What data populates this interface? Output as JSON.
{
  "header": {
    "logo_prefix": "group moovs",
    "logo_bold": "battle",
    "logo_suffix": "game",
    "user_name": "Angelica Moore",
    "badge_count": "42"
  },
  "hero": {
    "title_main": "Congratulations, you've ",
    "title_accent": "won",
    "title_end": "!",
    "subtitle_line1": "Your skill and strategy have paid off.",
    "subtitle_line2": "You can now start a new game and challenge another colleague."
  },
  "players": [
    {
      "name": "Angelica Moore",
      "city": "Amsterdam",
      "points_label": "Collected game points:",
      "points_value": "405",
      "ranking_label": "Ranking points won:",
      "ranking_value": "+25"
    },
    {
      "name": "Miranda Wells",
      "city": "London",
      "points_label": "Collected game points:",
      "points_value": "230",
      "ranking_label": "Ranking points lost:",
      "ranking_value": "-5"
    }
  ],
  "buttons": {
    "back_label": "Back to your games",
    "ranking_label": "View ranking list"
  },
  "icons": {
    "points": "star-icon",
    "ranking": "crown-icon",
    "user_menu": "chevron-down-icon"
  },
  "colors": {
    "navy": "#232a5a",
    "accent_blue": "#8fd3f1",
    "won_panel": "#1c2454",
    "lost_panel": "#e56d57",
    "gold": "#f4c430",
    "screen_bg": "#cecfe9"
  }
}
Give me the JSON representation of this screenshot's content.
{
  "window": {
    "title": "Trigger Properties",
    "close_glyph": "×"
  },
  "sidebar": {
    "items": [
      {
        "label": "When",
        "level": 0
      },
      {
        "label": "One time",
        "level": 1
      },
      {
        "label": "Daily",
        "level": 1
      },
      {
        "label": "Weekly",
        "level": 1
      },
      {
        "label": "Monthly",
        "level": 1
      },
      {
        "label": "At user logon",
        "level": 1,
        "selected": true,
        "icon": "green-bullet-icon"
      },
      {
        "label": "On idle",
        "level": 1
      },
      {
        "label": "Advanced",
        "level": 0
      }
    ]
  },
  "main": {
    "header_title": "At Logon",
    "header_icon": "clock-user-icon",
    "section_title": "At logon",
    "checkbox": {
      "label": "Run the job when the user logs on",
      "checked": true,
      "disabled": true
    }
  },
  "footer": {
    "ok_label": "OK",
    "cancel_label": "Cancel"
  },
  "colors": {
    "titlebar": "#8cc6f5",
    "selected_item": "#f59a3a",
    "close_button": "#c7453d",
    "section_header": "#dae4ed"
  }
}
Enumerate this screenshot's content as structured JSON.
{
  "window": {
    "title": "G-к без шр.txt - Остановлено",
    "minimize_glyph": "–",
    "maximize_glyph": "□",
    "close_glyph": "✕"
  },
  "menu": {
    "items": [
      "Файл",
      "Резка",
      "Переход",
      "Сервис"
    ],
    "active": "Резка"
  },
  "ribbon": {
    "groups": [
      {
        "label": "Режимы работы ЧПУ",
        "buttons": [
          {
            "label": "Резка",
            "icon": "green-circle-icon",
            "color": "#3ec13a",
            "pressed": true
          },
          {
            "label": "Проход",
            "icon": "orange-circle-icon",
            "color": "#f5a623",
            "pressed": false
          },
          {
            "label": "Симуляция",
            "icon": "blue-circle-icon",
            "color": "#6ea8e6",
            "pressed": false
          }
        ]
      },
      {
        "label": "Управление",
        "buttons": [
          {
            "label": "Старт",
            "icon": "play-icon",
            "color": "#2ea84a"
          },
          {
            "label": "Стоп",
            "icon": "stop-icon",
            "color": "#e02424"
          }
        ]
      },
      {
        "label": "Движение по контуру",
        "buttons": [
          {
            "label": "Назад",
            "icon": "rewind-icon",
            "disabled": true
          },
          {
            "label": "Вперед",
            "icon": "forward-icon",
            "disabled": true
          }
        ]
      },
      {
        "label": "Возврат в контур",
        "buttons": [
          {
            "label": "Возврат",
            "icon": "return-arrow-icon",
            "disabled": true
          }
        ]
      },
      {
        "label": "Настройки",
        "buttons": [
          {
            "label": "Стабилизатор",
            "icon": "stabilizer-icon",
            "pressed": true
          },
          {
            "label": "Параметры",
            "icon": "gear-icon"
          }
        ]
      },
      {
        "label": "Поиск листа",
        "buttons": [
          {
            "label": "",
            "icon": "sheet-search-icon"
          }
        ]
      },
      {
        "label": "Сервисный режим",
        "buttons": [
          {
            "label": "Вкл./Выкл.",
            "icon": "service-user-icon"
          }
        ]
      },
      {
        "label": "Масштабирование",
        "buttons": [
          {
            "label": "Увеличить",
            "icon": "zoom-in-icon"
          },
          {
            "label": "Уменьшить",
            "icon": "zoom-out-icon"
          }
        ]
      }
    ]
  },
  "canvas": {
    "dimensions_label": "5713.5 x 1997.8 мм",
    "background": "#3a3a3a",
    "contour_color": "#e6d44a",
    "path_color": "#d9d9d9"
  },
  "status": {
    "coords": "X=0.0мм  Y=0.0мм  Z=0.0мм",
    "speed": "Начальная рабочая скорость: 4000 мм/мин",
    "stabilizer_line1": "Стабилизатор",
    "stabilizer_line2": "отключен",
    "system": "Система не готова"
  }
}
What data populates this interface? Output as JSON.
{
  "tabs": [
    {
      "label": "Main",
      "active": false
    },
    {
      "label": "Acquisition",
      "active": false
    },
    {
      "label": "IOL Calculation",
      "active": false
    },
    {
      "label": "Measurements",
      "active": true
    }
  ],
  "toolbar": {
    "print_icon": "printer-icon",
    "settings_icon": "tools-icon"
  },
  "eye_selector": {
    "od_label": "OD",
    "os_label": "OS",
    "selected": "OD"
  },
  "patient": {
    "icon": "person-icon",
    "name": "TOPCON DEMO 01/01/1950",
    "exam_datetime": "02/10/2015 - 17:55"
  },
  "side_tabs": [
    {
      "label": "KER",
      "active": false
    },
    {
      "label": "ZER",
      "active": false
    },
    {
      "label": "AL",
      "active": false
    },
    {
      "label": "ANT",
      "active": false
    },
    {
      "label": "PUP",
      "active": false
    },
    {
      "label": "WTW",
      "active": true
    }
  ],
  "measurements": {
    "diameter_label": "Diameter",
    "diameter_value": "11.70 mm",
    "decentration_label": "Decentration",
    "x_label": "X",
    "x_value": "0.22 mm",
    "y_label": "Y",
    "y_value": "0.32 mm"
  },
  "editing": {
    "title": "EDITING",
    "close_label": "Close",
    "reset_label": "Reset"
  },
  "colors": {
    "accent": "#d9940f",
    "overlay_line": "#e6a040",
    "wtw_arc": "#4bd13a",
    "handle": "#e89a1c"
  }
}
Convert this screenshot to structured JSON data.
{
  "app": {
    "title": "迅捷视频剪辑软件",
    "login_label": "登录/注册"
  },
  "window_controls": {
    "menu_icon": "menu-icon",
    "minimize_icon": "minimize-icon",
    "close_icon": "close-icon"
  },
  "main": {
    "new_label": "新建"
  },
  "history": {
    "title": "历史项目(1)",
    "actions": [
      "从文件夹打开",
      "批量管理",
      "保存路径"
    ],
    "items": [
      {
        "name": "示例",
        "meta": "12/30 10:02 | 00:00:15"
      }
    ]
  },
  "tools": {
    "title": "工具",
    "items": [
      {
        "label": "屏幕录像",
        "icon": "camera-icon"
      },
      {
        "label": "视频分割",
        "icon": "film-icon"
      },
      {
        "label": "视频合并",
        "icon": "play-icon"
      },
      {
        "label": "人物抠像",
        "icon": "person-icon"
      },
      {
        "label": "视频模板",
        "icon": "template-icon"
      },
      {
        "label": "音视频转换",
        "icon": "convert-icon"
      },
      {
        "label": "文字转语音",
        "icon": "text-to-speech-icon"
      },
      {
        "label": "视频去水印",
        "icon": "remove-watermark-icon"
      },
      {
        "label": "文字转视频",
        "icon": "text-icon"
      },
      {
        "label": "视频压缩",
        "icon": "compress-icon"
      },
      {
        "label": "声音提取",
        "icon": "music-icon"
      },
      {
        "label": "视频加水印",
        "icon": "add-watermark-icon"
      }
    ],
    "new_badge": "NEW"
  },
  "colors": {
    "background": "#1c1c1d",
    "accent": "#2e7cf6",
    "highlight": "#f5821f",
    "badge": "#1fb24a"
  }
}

•••••

- _Exercise prompt_: Output, unchanged, the lines from the line with "Convert this screenshot" through the final line of the material.

- _Output below_:
Convert this screenshot to structured JSON data.
{
  "app": {
    "title": "迅捷视频剪辑软件",
    "login_label": "登录/注册"
  },
  "window_controls": {
    "menu_icon": "menu-icon",
    "minimize_icon": "minimize-icon",
    "close_icon": "close-icon"
  },
  "main": {
    "new_label": "新建"
  },
  "history": {
    "title": "历史项目(1)",
    "actions": [
      "从文件夹打开",
      "批量管理",
      "保存路径"
    ],
    "items": [
      {
        "name": "示例",
        "meta": "12/30 10:02 | 00:00:15"
      }
    ]
  },
  "tools": {
    "title": "工具",
    "items": [
      {
        "label": "屏幕录像",
        "icon": "camera-icon"
      },
      {
        "label": "视频分割",
        "icon": "film-icon"
      },
      {
        "label": "视频合并",
        "icon": "play-icon"
      },
      {
        "label": "人物抠像",
        "icon": "person-icon"
      },
      {
        "label": "视频模板",
        "icon": "template-icon"
      },
      {
        "label": "音视频转换",
        "icon": "convert-icon"
      },
      {
        "label": "文字转语音",
        "icon": "text-to-speech-icon"
      },
      {
        "label": "视频去水印",
        "icon": "remove-watermark-icon"
      },
      {
        "label": "文字转视频",
        "icon": "text-icon"
      },
      {
        "label": "视频压缩",
        "icon": "compress-icon"
      },
      {
        "label": "声音提取",
        "icon": "music-icon"
      },
      {
        "label": "视频加水印",
        "icon": "add-watermark-icon"
      }
    ],
    "new_badge": "NEW"
  },
  "colors": {
    "background": "#1c1c1d",
    "accent": "#2e7cf6",
    "highlight": "#f5821f",
    "badge": "#1fb24a"
  }
}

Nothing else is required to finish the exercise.